>>>

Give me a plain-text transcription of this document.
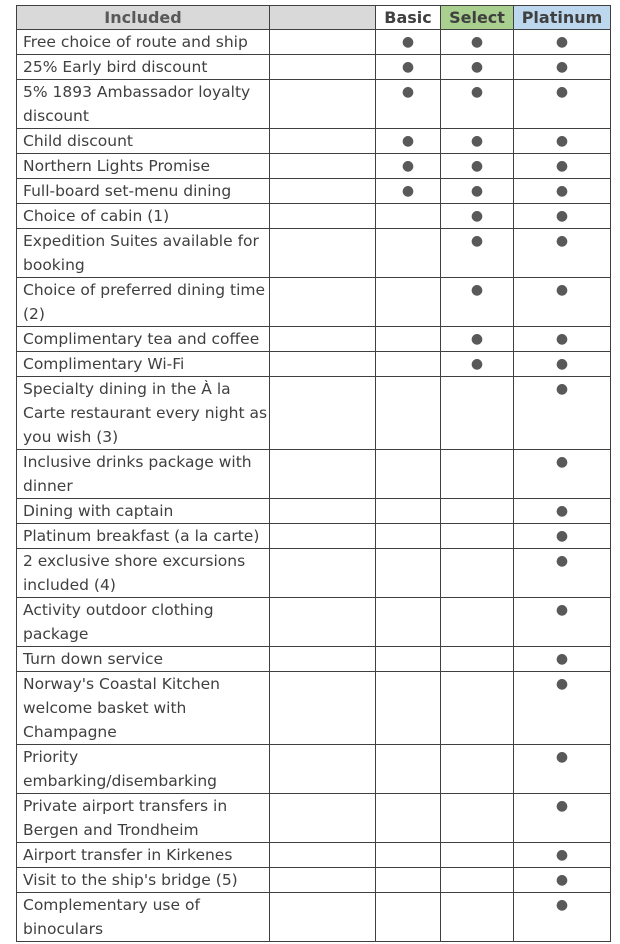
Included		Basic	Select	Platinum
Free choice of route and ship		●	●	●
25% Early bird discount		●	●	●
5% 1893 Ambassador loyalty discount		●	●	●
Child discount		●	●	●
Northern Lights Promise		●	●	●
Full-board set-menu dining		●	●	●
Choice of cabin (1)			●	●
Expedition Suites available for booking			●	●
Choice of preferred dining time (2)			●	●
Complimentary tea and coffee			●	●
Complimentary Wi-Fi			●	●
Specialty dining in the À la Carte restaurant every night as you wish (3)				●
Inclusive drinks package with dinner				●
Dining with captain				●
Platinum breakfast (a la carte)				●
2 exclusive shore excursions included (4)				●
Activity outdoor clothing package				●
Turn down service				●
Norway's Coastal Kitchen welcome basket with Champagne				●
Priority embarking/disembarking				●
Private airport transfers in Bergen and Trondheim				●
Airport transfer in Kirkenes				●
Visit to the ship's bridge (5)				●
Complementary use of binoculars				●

<<<

WORK TO COMPLETE: Pictures in the records above should not be copied. Repeat everything else exactly.

WRITTEN SOLUTION:
Give me a plain-text transcription of this document.
Included		Basic	Select	Platinum
Free choice of route and ship		●	●	●
25% Early bird discount		●	●	●
5% 1893 Ambassador loyalty discount		●	●	●
Child discount		●	●	●
Northern Lights Promise		●	●	●
Full-board set-menu dining		●	●	●
Choice of cabin (1)			●	●
Expedition Suites available for booking			●	●
Choice of preferred dining time (2)			●	●
Complimentary tea and coffee			●	●
Complimentary Wi-Fi			●	●
Specialty dining in the À la Carte restaurant every night as you wish (3)				●
Inclusive drinks package with dinner				●
Dining with captain				●
Platinum breakfast (a la carte)				●
2 exclusive shore excursions included (4)				●
Activity outdoor clothing package				●
Turn down service				●
Norway's Coastal Kitchen welcome basket with Champagne				●
Priority embarking/disembarking				●
Private airport transfers in Bergen and Trondheim				●
Airport transfer in Kirkenes				●
Visit to the ship's bridge (5)				●
Complementary use of binoculars				●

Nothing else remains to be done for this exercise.